--- WHAT TO DO ---
Print the listing below exactly.

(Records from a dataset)
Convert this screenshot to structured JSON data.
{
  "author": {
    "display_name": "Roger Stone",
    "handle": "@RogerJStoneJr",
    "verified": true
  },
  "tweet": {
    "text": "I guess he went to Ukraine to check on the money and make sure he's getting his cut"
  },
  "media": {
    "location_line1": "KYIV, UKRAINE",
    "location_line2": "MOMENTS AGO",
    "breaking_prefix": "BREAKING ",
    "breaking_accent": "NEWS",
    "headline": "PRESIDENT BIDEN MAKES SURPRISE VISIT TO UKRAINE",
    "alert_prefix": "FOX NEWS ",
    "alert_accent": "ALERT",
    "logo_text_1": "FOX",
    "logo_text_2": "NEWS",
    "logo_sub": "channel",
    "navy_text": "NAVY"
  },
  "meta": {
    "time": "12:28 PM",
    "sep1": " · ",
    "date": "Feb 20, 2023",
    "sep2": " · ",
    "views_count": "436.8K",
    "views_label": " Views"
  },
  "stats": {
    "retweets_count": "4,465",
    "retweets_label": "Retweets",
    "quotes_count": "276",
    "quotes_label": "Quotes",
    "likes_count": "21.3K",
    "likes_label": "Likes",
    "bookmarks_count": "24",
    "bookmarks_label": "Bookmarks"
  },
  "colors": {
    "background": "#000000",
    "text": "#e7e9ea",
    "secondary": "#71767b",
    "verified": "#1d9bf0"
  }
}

--- FULL OUTPUT ---
Convert this screenshot to structured JSON data.
{
  "author": {
    "display_name": "Roger Stone",
    "handle": "@RogerJStoneJr",
    "verified": true
  },
  "tweet": {
    "text": "I guess he went to Ukraine to check on the money and make sure he's getting his cut"
  },
  "media": {
    "location_line1": "KYIV, UKRAINE",
    "location_line2": "MOMENTS AGO",
    "breaking_prefix": "BREAKING ",
    "breaking_accent": "NEWS",
    "headline": "PRESIDENT BIDEN MAKES SURPRISE VISIT TO UKRAINE",
    "alert_prefix": "FOX NEWS ",
    "alert_accent": "ALERT",
    "logo_text_1": "FOX",
    "logo_text_2": "NEWS",
    "logo_sub": "channel",
    "navy_text": "NAVY"
  },
  "meta": {
    "time": "12:28 PM",
    "sep1": " · ",
    "date": "Feb 20, 2023",
    "sep2": " · ",
    "views_count": "436.8K",
    "views_label": " Views"
  },
  "stats": {
    "retweets_count": "4,465",
    "retweets_label": "Retweets",
    "quotes_count": "276",
    "quotes_label": "Quotes",
    "likes_count": "21.3K",
    "likes_label": "Likes",
    "bookmarks_count": "24",
    "bookmarks_label": "Bookmarks"
  },
  "colors": {
    "background": "#000000",
    "text": "#e7e9ea",
    "secondary": "#71767b",
    "verified": "#1d9bf0"
  }
}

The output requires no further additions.